__EXERCISE DESCRIPTION__
Each entry below is to be extracted exactly.

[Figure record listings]
________

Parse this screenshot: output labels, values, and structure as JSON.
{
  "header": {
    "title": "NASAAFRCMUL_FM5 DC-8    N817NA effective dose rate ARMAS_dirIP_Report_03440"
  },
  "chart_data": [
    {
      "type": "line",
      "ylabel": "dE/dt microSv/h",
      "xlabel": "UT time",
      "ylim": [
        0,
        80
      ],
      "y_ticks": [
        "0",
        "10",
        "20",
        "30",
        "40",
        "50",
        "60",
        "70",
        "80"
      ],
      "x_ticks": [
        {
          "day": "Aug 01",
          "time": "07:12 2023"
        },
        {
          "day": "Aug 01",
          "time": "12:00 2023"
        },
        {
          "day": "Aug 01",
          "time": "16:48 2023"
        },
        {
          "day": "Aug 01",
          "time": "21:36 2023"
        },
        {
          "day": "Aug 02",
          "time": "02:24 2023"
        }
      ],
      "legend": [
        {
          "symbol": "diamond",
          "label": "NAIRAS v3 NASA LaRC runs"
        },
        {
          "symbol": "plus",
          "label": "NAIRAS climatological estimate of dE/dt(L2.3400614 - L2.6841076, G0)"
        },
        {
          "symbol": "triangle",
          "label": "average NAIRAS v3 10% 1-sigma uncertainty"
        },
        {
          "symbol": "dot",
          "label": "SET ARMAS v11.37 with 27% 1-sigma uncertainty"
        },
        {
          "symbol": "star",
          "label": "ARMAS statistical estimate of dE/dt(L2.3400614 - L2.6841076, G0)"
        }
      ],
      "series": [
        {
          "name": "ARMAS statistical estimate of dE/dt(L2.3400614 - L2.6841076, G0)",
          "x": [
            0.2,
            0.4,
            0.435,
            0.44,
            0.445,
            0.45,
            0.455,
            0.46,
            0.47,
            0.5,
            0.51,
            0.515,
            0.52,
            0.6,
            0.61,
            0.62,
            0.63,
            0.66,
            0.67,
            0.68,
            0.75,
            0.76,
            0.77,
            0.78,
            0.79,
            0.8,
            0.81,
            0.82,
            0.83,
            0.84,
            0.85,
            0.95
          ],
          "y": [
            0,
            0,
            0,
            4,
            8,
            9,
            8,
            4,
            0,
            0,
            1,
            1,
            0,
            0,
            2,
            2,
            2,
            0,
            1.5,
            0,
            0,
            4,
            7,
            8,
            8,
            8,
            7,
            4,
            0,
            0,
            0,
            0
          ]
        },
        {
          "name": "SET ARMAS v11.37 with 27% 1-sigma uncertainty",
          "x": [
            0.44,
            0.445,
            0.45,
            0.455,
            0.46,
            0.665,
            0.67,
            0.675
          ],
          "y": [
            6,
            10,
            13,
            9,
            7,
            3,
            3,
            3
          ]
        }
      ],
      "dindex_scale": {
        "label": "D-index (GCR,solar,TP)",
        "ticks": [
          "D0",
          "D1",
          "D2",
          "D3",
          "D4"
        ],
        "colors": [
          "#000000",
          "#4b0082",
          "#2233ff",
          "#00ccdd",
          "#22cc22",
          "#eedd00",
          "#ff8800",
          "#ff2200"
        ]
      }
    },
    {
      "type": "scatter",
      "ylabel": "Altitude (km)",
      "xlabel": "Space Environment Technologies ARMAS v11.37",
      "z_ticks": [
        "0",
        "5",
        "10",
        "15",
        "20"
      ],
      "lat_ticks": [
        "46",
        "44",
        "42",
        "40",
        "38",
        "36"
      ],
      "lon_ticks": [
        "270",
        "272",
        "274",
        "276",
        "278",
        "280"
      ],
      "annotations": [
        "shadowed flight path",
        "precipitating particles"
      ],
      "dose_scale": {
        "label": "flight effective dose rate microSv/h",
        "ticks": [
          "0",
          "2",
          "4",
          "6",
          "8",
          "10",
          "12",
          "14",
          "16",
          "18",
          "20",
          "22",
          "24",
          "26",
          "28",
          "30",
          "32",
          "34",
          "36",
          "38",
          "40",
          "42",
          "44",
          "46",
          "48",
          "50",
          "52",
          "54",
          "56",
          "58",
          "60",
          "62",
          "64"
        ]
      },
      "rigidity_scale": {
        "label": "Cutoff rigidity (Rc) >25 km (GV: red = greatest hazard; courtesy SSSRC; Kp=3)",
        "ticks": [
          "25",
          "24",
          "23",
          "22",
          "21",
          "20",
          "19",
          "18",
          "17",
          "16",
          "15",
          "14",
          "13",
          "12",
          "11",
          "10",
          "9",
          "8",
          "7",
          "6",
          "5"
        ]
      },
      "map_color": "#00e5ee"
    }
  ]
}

________

__FULL OUTPUT__
Parse this screenshot: output labels, values, and structure as JSON.
{
  "header": {
    "title": "NASAAFRCMUL_FM5 DC-8    N817NA effective dose rate ARMAS_dirIP_Report_03440"
  },
  "chart_data": [
    {
      "type": "line",
      "ylabel": "dE/dt microSv/h",
      "xlabel": "UT time",
      "ylim": [
        0,
        80
      ],
      "y_ticks": [
        "0",
        "10",
        "20",
        "30",
        "40",
        "50",
        "60",
        "70",
        "80"
      ],
      "x_ticks": [
        {
          "day": "Aug 01",
          "time": "07:12 2023"
        },
        {
          "day": "Aug 01",
          "time": "12:00 2023"
        },
        {
          "day": "Aug 01",
          "time": "16:48 2023"
        },
        {
          "day": "Aug 01",
          "time": "21:36 2023"
        },
        {
          "day": "Aug 02",
          "time": "02:24 2023"
        }
      ],
      "legend": [
        {
          "symbol": "diamond",
          "label": "NAIRAS v3 NASA LaRC runs"
        },
        {
          "symbol": "plus",
          "label": "NAIRAS climatological estimate of dE/dt(L2.3400614 - L2.6841076, G0)"
        },
        {
          "symbol": "triangle",
          "label": "average NAIRAS v3 10% 1-sigma uncertainty"
        },
        {
          "symbol": "dot",
          "label": "SET ARMAS v11.37 with 27% 1-sigma uncertainty"
        },
        {
          "symbol": "star",
          "label": "ARMAS statistical estimate of dE/dt(L2.3400614 - L2.6841076, G0)"
        }
      ],
      "series": [
        {
          "name": "ARMAS statistical estimate of dE/dt(L2.3400614 - L2.6841076, G0)",
          "x": [
            0.2,
            0.4,
            0.435,
            0.44,
            0.445,
            0.45,
            0.455,
            0.46,
            0.47,
            0.5,
            0.51,
            0.515,
            0.52,
            0.6,
            0.61,
            0.62,
            0.63,
            0.66,
            0.67,
            0.68,
            0.75,
            0.76,
            0.77,
            0.78,
            0.79,
            0.8,
            0.81,
            0.82,
            0.83,
            0.84,
            0.85,
            0.95
          ],
          "y": [
            0,
            0,
            0,
            4,
            8,
            9,
            8,
            4,
            0,
            0,
            1,
            1,
            0,
            0,
            2,
            2,
            2,
            0,
            1.5,
            0,
            0,
            4,
            7,
            8,
            8,
            8,
            7,
            4,
            0,
            0,
            0,
            0
          ]
        },
        {
          "name": "SET ARMAS v11.37 with 27% 1-sigma uncertainty",
          "x": [
            0.44,
            0.445,
            0.45,
            0.455,
            0.46,
            0.665,
            0.67,
            0.675
          ],
          "y": [
            6,
            10,
            13,
            9,
            7,
            3,
            3,
            3
          ]
        }
      ],
      "dindex_scale": {
        "label": "D-index (GCR,solar,TP)",
        "ticks": [
          "D0",
          "D1",
          "D2",
          "D3",
          "D4"
        ],
        "colors": [
          "#000000",
          "#4b0082",
          "#2233ff",
          "#00ccdd",
          "#22cc22",
          "#eedd00",
          "#ff8800",
          "#ff2200"
        ]
      }
    },
    {
      "type": "scatter",
      "ylabel": "Altitude (km)",
      "xlabel": "Space Environment Technologies ARMAS v11.37",
      "z_ticks": [
        "0",
        "5",
        "10",
        "15",
        "20"
      ],
      "lat_ticks": [
        "46",
        "44",
        "42",
        "40",
        "38",
        "36"
      ],
      "lon_ticks": [
        "270",
        "272",
        "274",
        "276",
        "278",
        "280"
      ],
      "annotations": [
        "shadowed flight path",
        "precipitating particles"
      ],
      "dose_scale": {
        "label": "flight effective dose rate microSv/h",
        "ticks": [
          "0",
          "2",
          "4",
          "6",
          "8",
          "10",
          "12",
          "14",
          "16",
          "18",
          "20",
          "22",
          "24",
          "26",
          "28",
          "30",
          "32",
          "34",
          "36",
          "38",
          "40",
          "42",
          "44",
          "46",
          "48",
          "50",
          "52",
          "54",
          "56",
          "58",
          "60",
          "62",
          "64"
        ]
      },
      "rigidity_scale": {
        "label": "Cutoff rigidity (Rc) >25 km (GV: red = greatest hazard; courtesy SSSRC; Kp=3)",
        "ticks": [
          "25",
          "24",
          "23",
          "22",
          "21",
          "20",
          "19",
          "18",
          "17",
          "16",
          "15",
          "14",
          "13",
          "12",
          "11",
          "10",
          "9",
          "8",
          "7",
          "6",
          "5"
        ]
      },
      "map_color": "#00e5ee"
    }
  ]
}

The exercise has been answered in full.